- **EXERCISE**
Using the data below, gather each line that includes the word "ylabel".

Data entries for graphics:
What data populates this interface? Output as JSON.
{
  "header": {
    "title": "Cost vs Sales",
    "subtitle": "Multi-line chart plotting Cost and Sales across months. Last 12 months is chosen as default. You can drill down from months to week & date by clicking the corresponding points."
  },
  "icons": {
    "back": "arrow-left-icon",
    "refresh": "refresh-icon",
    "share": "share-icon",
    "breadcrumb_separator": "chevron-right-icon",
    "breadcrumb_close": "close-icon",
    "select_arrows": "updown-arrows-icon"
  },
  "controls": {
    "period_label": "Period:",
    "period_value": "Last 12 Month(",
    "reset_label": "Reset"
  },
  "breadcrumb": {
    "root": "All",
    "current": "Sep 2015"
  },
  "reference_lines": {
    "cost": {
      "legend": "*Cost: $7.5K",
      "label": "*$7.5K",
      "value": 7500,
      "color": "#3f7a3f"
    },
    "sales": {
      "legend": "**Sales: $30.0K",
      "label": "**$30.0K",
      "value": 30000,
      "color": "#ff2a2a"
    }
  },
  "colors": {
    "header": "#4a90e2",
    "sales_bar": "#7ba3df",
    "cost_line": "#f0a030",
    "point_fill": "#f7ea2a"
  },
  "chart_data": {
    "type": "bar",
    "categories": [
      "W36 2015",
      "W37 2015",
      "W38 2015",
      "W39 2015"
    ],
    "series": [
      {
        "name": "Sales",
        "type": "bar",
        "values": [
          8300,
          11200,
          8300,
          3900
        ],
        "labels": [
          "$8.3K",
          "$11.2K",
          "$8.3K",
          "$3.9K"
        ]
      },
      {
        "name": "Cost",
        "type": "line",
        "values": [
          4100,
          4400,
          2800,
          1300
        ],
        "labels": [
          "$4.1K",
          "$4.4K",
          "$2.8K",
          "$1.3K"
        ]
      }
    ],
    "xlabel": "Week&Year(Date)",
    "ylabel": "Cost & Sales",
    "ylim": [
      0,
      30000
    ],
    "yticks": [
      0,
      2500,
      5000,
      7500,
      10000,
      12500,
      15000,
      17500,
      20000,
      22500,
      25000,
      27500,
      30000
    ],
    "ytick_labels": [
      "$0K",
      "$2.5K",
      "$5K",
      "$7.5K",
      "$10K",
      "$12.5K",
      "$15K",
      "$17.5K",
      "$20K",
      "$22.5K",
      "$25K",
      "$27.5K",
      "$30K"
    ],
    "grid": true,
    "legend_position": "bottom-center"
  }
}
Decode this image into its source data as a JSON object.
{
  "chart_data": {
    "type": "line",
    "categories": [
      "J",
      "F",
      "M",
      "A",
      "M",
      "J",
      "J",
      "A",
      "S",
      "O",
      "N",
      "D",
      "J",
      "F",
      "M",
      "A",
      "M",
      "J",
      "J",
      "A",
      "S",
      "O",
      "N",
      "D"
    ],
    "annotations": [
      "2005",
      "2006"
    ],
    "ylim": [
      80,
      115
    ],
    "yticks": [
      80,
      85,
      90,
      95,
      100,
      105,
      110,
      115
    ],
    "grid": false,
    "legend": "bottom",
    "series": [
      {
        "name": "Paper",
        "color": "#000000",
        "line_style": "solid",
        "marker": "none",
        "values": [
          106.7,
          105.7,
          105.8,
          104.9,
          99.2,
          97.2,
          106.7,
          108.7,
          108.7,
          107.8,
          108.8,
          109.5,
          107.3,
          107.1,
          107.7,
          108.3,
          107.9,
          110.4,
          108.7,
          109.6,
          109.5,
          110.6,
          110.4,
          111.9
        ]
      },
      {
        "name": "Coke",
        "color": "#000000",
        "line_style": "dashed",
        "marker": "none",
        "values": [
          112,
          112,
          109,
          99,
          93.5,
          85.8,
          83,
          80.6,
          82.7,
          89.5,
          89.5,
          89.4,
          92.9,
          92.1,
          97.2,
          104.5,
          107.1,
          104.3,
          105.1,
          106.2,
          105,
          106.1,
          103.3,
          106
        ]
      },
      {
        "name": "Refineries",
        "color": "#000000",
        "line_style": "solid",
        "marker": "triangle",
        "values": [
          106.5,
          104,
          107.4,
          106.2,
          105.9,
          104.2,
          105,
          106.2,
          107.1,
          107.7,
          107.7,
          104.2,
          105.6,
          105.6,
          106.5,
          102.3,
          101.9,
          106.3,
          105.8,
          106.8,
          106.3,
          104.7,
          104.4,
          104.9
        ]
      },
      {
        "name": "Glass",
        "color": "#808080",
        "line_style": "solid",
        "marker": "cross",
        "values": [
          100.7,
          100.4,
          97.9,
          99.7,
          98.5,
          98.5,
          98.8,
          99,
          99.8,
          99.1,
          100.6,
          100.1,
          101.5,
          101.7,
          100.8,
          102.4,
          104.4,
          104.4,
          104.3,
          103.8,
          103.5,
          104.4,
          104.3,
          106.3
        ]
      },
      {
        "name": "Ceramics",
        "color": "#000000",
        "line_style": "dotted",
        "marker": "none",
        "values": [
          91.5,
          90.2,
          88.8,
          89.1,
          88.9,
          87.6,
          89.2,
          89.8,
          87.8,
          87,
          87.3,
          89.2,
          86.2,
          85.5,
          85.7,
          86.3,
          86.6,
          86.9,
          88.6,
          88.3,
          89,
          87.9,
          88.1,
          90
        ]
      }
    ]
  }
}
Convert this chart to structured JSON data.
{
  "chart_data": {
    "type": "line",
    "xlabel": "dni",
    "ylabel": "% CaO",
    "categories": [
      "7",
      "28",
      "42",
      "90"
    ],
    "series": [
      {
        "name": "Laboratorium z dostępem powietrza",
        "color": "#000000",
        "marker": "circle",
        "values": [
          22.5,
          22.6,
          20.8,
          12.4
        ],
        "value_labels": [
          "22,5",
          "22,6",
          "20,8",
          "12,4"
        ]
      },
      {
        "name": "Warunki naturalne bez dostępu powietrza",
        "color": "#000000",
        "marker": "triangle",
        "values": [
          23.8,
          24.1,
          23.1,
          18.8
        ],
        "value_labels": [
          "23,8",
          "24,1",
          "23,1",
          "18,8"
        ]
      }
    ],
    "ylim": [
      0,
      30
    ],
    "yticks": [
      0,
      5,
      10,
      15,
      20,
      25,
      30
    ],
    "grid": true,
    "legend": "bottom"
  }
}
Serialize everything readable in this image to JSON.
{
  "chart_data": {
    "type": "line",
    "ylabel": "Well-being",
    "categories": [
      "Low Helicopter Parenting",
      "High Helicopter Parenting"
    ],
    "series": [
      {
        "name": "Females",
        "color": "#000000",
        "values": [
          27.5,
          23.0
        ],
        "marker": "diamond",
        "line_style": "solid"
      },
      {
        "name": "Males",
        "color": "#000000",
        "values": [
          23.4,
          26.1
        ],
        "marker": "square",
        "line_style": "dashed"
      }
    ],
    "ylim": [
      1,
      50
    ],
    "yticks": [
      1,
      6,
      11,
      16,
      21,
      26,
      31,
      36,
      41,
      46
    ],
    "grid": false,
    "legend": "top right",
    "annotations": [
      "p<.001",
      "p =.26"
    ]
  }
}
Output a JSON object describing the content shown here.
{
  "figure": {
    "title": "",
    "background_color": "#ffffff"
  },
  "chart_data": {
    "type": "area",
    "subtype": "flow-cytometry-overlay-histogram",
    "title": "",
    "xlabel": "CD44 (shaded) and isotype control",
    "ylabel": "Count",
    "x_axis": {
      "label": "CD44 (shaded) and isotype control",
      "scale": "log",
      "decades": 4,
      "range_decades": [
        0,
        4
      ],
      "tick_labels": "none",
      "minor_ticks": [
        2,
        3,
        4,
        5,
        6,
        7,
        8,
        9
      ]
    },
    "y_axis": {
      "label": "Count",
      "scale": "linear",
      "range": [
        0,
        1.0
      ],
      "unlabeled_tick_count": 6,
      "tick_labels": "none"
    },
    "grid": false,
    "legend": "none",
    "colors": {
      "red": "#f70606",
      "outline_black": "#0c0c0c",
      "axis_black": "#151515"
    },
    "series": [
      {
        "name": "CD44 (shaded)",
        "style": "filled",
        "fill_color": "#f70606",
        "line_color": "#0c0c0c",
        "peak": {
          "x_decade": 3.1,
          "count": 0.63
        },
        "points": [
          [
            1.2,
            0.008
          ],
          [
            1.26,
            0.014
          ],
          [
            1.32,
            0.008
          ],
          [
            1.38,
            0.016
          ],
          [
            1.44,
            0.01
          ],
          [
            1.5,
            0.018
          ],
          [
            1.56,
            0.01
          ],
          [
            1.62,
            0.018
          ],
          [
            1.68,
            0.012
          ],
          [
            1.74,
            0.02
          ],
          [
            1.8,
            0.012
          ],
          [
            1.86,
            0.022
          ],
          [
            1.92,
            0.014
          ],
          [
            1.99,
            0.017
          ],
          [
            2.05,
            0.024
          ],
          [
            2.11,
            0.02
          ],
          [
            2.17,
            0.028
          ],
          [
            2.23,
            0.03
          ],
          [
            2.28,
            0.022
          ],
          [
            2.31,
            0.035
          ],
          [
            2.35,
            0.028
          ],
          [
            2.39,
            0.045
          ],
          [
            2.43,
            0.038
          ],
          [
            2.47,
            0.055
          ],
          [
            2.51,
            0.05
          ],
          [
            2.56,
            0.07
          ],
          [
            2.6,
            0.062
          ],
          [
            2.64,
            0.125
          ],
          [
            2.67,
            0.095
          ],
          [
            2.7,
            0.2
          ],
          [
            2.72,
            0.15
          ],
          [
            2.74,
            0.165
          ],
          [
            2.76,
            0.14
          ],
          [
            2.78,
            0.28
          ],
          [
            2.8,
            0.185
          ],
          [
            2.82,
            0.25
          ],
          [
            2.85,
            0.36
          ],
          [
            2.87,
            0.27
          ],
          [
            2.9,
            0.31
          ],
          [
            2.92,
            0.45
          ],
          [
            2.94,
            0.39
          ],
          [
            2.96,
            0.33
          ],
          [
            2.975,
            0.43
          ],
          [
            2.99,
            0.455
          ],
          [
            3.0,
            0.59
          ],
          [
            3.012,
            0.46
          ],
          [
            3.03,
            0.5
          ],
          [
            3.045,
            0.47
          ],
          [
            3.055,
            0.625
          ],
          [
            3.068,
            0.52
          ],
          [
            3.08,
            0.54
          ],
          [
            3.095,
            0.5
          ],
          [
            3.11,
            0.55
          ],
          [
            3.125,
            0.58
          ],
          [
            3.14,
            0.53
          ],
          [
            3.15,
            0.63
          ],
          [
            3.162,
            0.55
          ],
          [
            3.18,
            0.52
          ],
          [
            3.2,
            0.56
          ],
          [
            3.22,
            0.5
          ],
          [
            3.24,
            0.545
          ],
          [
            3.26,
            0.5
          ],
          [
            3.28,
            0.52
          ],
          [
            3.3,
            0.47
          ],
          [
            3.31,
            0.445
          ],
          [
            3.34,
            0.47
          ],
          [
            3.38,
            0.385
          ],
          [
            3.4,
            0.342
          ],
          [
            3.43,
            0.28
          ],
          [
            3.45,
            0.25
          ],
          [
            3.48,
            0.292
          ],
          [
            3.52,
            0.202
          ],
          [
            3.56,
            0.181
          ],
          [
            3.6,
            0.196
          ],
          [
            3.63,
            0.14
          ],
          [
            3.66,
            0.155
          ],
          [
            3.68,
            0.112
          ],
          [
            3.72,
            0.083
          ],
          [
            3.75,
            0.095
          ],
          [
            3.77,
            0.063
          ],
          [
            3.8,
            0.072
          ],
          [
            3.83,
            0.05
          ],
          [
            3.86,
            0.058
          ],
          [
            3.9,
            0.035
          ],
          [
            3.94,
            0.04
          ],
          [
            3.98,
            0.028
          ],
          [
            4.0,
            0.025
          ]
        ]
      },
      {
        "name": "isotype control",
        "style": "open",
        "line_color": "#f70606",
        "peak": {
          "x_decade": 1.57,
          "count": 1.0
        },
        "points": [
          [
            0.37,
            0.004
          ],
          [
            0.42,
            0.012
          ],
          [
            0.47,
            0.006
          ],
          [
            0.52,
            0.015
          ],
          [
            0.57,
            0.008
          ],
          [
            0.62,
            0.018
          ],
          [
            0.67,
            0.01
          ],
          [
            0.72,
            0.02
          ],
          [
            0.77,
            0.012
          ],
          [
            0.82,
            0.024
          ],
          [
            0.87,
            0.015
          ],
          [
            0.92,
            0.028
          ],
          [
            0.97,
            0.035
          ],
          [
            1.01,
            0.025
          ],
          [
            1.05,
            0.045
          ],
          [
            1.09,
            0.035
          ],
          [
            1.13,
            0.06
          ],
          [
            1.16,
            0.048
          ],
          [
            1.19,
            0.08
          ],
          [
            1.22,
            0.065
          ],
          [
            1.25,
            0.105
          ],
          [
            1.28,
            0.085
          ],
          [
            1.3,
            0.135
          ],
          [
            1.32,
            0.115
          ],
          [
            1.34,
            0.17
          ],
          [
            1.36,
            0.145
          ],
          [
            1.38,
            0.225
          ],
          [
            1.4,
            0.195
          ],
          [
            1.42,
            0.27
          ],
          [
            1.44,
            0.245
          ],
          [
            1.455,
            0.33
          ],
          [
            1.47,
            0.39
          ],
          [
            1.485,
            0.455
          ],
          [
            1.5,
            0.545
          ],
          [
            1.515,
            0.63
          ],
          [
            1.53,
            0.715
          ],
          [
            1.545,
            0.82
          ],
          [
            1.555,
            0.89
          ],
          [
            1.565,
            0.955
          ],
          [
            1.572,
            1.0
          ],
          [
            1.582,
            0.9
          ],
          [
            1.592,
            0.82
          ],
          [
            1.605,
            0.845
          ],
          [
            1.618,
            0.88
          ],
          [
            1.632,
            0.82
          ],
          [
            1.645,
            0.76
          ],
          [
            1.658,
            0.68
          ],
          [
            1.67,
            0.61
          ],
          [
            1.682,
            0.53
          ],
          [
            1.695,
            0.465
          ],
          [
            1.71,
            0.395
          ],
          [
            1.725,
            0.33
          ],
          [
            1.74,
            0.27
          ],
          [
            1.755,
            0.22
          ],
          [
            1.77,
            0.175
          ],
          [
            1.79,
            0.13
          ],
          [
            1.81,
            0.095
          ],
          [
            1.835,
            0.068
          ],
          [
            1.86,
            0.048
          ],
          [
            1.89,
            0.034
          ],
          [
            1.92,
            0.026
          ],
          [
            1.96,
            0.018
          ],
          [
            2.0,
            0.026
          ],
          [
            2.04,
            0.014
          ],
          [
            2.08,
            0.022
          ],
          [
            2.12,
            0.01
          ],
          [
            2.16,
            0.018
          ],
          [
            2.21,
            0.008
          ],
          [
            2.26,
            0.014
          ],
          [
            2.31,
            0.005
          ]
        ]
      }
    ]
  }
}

- **CORRECT RESPONSE**
    "ylabel": "Cost & Sales",
    "ylabel": "% CaO",
    "ylabel": "Well-being",
    "ylabel": "Count",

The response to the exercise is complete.